Every line containing the word "title" needs to be found and copied.
══ PROVIDED DATA
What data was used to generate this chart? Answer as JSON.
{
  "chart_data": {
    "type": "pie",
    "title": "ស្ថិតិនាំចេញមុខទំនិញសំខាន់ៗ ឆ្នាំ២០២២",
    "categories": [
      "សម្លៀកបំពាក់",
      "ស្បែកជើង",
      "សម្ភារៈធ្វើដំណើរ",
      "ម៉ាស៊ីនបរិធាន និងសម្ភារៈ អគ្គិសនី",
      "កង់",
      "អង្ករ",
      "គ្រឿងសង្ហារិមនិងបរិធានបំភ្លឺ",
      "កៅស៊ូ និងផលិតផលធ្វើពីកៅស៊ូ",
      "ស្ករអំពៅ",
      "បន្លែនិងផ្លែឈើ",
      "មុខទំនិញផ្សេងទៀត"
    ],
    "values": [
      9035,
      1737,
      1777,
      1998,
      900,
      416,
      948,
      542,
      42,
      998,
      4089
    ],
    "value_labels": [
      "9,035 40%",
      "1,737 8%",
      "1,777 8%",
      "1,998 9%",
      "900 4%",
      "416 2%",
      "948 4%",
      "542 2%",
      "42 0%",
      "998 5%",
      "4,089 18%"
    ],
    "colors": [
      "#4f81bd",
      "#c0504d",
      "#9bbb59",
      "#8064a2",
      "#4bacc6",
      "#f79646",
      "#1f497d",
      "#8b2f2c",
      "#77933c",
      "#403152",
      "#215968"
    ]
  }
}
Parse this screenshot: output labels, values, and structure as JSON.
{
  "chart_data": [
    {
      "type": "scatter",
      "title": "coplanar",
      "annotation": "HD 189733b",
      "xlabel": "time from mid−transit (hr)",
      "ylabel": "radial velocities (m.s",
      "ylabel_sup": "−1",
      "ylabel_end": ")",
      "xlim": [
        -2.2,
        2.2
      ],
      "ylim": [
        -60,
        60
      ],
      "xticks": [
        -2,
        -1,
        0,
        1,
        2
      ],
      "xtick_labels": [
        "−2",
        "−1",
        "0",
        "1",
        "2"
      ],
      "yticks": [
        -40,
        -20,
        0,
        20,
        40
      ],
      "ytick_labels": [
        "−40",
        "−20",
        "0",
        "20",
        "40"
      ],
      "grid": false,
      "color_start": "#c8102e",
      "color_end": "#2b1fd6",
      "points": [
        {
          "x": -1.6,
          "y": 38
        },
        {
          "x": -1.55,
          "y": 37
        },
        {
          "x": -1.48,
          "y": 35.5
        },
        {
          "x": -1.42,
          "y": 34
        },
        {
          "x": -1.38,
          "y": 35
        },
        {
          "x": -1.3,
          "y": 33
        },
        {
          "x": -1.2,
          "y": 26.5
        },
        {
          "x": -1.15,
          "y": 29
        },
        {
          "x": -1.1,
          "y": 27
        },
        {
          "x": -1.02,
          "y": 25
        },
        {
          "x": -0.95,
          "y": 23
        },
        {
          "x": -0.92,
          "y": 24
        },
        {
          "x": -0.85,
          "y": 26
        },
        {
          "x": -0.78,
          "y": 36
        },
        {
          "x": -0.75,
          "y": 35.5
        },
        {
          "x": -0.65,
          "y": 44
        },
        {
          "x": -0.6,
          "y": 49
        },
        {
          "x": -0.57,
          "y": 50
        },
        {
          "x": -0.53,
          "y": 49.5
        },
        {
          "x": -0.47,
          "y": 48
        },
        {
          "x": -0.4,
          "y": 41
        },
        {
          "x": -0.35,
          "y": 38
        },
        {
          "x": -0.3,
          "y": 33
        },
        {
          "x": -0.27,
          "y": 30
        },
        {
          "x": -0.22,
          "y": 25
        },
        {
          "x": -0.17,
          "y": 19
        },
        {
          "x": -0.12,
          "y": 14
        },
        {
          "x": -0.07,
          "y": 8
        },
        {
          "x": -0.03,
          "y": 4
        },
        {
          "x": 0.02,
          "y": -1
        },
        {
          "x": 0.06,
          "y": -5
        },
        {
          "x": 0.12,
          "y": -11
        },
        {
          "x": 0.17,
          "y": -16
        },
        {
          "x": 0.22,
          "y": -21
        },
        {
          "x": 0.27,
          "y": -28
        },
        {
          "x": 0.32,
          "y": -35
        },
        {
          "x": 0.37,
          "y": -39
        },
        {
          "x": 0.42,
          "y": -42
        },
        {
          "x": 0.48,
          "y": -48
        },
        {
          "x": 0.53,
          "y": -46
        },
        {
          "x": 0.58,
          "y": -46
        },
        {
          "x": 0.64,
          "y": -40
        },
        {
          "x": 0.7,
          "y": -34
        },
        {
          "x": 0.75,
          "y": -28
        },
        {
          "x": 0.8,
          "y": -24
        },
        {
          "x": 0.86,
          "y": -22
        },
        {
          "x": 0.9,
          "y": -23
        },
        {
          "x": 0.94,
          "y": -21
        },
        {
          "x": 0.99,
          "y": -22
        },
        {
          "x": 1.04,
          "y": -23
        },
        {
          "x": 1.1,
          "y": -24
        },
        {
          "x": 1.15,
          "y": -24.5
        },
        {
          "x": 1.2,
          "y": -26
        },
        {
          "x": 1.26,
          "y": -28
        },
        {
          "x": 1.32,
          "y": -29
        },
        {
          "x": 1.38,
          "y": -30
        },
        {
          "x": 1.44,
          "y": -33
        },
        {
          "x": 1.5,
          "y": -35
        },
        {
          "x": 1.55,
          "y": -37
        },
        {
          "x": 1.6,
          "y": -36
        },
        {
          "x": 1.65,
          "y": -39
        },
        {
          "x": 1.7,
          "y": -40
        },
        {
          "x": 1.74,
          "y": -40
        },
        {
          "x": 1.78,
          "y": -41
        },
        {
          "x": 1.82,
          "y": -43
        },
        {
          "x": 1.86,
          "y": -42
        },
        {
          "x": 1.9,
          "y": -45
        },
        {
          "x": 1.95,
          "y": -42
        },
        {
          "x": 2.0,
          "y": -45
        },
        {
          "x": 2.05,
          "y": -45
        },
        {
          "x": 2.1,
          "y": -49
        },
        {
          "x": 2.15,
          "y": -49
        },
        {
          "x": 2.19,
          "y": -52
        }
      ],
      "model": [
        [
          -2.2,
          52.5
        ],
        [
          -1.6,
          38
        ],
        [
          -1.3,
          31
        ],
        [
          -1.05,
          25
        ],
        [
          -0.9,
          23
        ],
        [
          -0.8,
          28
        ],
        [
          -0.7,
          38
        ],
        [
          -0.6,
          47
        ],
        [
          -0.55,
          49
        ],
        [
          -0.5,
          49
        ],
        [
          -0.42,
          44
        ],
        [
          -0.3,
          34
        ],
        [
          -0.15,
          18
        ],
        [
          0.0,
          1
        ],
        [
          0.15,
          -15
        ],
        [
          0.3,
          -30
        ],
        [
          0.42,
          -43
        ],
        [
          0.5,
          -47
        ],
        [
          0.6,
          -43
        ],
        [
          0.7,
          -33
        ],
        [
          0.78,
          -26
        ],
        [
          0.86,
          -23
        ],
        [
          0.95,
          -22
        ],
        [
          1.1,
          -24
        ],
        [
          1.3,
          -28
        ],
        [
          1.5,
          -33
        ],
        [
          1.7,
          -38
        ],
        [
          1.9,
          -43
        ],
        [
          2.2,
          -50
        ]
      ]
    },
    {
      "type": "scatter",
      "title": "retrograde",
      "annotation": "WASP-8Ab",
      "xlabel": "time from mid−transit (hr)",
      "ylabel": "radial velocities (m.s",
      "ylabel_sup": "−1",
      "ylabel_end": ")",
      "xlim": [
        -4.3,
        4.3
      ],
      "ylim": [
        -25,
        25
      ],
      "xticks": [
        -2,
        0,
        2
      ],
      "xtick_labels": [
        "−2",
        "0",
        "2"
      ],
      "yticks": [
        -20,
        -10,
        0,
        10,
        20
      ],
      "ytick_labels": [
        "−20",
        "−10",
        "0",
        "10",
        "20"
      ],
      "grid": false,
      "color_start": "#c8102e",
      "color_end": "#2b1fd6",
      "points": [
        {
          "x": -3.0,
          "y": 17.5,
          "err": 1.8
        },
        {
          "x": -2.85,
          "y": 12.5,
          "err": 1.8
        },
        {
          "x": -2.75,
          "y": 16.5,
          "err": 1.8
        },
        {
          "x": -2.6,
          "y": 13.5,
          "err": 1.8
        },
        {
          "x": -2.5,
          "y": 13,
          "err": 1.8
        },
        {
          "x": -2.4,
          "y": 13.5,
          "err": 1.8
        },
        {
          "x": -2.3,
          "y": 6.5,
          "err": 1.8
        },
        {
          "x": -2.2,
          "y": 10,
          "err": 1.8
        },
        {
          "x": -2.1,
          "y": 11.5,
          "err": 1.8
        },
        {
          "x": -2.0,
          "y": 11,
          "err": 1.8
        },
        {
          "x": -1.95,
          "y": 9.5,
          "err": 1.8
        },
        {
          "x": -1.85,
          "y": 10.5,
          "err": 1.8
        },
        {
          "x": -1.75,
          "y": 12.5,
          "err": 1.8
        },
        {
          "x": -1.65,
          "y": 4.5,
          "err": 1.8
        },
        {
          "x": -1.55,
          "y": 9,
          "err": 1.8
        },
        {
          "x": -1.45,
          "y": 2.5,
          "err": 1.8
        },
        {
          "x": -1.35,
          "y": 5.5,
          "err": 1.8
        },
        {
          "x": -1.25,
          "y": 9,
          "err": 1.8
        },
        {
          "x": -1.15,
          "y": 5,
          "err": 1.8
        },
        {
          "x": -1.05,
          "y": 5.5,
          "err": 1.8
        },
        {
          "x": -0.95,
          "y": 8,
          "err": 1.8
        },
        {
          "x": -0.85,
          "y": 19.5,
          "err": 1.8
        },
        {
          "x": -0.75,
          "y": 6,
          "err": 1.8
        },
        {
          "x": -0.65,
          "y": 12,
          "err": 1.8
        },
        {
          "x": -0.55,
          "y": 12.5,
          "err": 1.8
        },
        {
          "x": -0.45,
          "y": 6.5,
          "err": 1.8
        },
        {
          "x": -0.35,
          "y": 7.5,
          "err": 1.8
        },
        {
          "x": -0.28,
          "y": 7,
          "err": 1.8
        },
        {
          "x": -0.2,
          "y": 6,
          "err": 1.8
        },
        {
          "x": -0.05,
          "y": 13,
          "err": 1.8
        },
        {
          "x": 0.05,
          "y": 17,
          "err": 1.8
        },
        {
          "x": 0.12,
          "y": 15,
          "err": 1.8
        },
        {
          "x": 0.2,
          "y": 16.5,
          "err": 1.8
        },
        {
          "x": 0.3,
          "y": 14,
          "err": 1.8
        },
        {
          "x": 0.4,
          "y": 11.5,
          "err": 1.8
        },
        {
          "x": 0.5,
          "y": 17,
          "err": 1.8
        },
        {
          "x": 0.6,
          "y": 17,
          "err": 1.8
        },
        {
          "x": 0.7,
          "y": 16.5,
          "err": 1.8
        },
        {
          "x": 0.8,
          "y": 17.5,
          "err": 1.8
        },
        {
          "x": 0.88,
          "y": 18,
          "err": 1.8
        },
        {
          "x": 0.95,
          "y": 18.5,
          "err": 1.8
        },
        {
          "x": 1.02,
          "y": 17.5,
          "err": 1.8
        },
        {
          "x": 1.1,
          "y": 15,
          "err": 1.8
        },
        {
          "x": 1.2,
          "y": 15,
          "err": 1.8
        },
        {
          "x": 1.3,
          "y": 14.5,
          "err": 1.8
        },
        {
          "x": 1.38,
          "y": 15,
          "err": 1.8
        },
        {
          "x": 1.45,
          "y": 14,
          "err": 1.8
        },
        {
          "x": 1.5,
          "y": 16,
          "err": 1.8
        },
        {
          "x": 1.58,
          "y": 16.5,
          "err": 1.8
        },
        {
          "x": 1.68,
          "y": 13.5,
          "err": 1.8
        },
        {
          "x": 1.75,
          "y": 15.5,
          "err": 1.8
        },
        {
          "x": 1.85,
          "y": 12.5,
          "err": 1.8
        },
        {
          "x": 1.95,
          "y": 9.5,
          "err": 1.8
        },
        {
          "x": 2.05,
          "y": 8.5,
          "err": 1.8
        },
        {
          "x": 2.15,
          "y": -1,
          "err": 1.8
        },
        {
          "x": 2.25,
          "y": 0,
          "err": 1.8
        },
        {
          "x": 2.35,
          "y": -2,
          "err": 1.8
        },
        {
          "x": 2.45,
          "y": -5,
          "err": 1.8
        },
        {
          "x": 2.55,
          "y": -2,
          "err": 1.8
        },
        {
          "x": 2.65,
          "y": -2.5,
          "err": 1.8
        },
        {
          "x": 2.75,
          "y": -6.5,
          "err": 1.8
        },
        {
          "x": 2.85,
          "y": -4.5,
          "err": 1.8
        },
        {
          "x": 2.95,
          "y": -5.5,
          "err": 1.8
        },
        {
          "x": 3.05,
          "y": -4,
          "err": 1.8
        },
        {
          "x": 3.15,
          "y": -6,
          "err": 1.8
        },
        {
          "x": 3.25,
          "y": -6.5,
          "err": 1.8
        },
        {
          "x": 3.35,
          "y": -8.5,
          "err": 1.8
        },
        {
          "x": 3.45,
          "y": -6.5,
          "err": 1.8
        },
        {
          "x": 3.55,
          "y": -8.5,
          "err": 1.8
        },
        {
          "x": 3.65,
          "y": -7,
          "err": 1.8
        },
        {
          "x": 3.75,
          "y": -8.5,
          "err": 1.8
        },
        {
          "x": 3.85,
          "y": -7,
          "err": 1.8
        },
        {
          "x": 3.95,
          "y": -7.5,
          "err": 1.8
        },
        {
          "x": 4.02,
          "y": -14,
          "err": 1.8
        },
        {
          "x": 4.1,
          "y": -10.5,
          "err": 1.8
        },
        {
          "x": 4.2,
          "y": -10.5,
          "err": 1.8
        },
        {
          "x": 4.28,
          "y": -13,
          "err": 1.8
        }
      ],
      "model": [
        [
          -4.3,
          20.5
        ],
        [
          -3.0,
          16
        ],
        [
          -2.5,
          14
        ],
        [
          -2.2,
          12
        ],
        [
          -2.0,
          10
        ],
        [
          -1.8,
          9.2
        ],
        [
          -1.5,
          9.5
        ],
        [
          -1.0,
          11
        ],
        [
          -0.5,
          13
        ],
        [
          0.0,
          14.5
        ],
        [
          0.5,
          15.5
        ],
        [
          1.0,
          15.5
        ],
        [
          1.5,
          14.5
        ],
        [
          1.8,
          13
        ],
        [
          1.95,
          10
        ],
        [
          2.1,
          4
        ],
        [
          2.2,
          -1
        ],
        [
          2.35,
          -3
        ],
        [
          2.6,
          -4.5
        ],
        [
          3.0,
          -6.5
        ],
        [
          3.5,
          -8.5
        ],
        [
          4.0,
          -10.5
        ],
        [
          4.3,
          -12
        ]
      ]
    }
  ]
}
════
**SOLVED PROBLEM**
    "title": "ស្ថិតិនាំចេញមុខទំនិញសំខាន់ៗ ឆ្នាំ២០២២",
      "title": "coplanar",
      "title": "retrograde",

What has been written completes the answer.